*Exercise task*.
Restate each of the lines given below, word for word.

--- begin ---

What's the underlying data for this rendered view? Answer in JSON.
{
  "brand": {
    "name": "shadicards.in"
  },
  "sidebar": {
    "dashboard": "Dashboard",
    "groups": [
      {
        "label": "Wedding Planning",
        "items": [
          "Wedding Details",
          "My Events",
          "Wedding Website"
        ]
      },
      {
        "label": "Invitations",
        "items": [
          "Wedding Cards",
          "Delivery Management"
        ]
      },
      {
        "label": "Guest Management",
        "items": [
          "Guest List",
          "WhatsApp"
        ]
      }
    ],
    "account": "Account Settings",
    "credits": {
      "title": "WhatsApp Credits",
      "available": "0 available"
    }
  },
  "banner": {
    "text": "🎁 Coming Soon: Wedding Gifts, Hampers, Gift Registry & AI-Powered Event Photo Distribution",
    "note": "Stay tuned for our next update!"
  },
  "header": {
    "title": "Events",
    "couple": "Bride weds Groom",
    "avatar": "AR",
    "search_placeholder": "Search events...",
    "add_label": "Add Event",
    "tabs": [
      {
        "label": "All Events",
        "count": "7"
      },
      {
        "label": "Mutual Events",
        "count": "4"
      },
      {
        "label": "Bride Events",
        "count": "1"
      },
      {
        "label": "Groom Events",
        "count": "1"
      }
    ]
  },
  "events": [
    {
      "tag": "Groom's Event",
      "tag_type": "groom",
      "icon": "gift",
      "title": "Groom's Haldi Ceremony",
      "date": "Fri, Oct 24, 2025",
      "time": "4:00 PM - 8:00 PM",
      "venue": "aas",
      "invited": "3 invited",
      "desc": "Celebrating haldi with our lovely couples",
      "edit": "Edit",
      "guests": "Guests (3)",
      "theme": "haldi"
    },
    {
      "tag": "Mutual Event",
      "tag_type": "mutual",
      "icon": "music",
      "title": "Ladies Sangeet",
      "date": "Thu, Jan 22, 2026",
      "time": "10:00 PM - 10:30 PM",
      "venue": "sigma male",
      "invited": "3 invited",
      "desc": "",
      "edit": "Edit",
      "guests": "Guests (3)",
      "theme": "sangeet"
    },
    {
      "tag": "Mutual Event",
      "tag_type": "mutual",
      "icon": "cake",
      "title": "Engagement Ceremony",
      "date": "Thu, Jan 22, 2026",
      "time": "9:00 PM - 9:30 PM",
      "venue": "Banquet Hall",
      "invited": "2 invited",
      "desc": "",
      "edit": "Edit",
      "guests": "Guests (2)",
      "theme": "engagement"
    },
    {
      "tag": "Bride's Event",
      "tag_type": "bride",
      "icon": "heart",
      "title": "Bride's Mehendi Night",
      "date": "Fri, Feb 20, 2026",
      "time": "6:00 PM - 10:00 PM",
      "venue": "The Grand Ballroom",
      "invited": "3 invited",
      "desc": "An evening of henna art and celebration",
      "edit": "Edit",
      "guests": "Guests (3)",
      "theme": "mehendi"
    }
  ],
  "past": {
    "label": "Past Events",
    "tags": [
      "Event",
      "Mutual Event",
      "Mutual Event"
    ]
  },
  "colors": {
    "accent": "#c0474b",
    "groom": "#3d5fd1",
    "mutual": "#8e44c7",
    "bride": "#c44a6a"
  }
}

--- end ---

*Expected output*.
What's the underlying data for this rendered view? Answer in JSON.
{
  "brand": {
    "name": "shadicards.in"
  },
  "sidebar": {
    "dashboard": "Dashboard",
    "groups": [
      {
        "label": "Wedding Planning",
        "items": [
          "Wedding Details",
          "My Events",
          "Wedding Website"
        ]
      },
      {
        "label": "Invitations",
        "items": [
          "Wedding Cards",
          "Delivery Management"
        ]
      },
      {
        "label": "Guest Management",
        "items": [
          "Guest List",
          "WhatsApp"
        ]
      }
    ],
    "account": "Account Settings",
    "credits": {
      "title": "WhatsApp Credits",
      "available": "0 available"
    }
  },
  "banner": {
    "text": "🎁 Coming Soon: Wedding Gifts, Hampers, Gift Registry & AI-Powered Event Photo Distribution",
    "note": "Stay tuned for our next update!"
  },
  "header": {
    "title": "Events",
    "couple": "Bride weds Groom",
    "avatar": "AR",
    "search_placeholder": "Search events...",
    "add_label": "Add Event",
    "tabs": [
      {
        "label": "All Events",
        "count": "7"
      },
      {
        "label": "Mutual Events",
        "count": "4"
      },
      {
        "label": "Bride Events",
        "count": "1"
      },
      {
        "label": "Groom Events",
        "count": "1"
      }
    ]
  },
  "events": [
    {
      "tag": "Groom's Event",
      "tag_type": "groom",
      "icon": "gift",
      "title": "Groom's Haldi Ceremony",
      "date": "Fri, Oct 24, 2025",
      "time": "4:00 PM - 8:00 PM",
      "venue": "aas",
      "invited": "3 invited",
      "desc": "Celebrating haldi with our lovely couples",
      "edit": "Edit",
      "guests": "Guests (3)",
      "theme": "haldi"
    },
    {
      "tag": "Mutual Event",
      "tag_type": "mutual",
      "icon": "music",
      "title": "Ladies Sangeet",
      "date": "Thu, Jan 22, 2026",
      "time": "10:00 PM - 10:30 PM",
      "venue": "sigma male",
      "invited": "3 invited",
      "desc": "",
      "edit": "Edit",
      "guests": "Guests (3)",
      "theme": "sangeet"
    },
    {
      "tag": "Mutual Event",
      "tag_type": "mutual",
      "icon": "cake",
      "title": "Engagement Ceremony",
      "date": "Thu, Jan 22, 2026",
      "time": "9:00 PM - 9:30 PM",
      "venue": "Banquet Hall",
      "invited": "2 invited",
      "desc": "",
      "edit": "Edit",
      "guests": "Guests (2)",
      "theme": "engagement"
    },
    {
      "tag": "Bride's Event",
      "tag_type": "bride",
      "icon": "heart",
      "title": "Bride's Mehendi Night",
      "date": "Fri, Feb 20, 2026",
      "time": "6:00 PM - 10:00 PM",
      "venue": "The Grand Ballroom",
      "invited": "3 invited",
      "desc": "An evening of henna art and celebration",
      "edit": "Edit",
      "guests": "Guests (3)",
      "theme": "mehendi"
    }
  ],
  "past": {
    "label": "Past Events",
    "tags": [
      "Event",
      "Mutual Event",
      "Mutual Event"
    ]
  },
  "colors": {
    "accent": "#c0474b",
    "groom": "#3d5fd1",
    "mutual": "#8e44c7",
    "bride": "#c44a6a"
  }
}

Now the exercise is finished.